**Given task**.
Find and copy each line of the records where the string "util" shows up.

**Data entries**.

################

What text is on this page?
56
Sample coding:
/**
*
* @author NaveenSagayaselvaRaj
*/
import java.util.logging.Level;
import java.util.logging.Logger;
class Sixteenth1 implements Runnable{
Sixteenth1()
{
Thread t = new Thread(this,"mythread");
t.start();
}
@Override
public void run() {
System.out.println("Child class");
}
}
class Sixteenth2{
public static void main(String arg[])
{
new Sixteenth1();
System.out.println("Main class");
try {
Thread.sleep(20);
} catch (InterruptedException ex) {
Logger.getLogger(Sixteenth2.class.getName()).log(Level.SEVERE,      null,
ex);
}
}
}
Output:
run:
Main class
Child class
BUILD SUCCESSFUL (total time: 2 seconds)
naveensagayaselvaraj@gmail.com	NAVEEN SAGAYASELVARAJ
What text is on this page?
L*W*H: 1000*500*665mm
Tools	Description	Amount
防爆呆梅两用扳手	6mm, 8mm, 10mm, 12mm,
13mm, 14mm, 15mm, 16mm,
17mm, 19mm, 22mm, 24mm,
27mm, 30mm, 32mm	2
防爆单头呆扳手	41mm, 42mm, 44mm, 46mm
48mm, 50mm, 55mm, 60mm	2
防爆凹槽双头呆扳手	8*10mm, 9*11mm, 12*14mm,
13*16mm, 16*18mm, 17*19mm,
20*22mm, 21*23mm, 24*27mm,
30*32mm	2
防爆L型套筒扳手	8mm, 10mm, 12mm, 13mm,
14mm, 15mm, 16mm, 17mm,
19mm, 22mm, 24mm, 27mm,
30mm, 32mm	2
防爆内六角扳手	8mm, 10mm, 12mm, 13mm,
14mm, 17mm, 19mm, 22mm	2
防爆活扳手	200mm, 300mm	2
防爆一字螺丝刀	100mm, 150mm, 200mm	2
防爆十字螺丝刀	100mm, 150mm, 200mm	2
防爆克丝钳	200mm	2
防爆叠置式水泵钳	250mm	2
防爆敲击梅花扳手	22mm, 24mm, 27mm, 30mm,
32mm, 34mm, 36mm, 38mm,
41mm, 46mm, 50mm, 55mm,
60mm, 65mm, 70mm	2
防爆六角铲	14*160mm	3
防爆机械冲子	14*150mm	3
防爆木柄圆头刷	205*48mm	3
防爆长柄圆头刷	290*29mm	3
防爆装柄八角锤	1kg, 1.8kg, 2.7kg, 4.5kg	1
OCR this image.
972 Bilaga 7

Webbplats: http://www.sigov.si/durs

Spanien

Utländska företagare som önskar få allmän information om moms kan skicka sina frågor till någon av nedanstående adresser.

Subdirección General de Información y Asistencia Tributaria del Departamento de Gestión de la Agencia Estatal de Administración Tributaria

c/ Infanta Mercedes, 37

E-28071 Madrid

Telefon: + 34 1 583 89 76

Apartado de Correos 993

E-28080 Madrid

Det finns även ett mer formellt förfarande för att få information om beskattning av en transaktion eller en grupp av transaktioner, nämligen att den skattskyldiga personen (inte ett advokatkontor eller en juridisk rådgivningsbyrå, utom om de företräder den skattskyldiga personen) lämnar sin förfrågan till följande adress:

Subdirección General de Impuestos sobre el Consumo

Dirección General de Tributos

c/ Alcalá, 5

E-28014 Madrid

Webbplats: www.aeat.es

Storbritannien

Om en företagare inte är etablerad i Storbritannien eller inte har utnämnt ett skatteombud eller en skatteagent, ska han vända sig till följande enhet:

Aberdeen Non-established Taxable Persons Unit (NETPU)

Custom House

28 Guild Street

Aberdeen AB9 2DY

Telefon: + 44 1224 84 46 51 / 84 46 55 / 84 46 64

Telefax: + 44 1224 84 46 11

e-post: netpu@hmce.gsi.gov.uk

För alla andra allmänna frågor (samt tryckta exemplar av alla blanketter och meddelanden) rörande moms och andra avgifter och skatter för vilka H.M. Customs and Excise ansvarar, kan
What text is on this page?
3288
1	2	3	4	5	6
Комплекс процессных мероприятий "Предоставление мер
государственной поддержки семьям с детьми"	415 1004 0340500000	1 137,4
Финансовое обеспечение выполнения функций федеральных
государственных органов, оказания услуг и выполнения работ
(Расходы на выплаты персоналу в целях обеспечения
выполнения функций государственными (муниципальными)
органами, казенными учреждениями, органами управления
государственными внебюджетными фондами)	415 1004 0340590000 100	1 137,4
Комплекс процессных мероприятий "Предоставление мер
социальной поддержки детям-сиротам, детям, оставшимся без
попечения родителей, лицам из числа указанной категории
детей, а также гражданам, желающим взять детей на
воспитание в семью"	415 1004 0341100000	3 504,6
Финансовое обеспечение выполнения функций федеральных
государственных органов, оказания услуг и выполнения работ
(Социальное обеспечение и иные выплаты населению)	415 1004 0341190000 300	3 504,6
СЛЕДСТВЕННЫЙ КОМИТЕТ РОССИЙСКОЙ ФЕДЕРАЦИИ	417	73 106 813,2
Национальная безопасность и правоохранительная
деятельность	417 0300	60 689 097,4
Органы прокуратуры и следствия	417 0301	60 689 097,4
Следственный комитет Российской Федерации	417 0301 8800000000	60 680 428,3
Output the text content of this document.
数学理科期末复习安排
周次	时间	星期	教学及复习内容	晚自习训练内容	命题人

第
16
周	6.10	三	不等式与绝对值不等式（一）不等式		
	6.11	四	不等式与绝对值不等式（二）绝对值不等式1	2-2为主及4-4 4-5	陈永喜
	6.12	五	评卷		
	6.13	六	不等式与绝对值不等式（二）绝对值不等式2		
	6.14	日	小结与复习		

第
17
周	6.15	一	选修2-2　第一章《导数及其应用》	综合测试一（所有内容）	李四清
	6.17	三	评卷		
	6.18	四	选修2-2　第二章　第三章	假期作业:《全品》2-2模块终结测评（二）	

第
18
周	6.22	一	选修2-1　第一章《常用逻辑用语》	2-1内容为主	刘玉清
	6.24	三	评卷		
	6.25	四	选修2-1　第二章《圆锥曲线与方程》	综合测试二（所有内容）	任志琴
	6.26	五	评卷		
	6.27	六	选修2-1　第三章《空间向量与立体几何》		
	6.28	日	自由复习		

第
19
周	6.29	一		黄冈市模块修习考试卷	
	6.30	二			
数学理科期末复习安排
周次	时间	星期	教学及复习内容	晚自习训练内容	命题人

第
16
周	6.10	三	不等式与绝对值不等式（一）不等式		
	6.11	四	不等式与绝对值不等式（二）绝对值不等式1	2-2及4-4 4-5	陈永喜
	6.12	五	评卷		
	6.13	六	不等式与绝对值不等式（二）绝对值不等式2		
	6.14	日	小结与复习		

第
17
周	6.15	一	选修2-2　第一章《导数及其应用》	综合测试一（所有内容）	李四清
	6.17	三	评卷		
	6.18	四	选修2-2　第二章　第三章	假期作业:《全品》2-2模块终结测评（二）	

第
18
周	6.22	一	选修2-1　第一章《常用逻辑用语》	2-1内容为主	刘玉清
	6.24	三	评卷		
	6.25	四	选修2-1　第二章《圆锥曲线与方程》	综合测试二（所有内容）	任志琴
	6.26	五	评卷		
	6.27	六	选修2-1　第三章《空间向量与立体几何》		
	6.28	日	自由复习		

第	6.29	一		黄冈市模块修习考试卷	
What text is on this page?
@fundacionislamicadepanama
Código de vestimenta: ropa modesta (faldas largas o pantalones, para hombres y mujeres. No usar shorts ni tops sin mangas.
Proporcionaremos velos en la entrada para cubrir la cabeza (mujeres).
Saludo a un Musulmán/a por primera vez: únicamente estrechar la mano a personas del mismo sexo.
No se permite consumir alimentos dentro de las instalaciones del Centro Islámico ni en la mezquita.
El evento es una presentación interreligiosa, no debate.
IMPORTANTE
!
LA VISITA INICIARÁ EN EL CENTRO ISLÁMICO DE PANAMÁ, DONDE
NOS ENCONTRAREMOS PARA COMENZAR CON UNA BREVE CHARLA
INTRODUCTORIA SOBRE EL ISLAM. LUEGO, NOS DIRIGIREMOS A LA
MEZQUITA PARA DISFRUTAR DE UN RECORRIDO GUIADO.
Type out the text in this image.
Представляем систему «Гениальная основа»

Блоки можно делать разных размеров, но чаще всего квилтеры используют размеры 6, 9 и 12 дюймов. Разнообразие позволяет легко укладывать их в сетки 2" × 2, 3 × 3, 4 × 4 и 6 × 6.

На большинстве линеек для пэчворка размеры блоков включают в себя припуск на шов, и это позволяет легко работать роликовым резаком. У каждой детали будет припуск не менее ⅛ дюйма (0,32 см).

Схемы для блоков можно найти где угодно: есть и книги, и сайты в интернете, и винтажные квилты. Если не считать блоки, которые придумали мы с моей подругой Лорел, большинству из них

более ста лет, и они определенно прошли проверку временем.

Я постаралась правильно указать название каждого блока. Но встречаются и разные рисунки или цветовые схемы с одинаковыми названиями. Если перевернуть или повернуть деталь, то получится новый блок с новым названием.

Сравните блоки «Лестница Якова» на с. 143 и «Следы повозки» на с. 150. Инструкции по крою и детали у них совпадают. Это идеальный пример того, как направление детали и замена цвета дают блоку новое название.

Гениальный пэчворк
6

################

**Result of the exercise**.
import java.util.logging.Level;
import java.util.logging.Logger;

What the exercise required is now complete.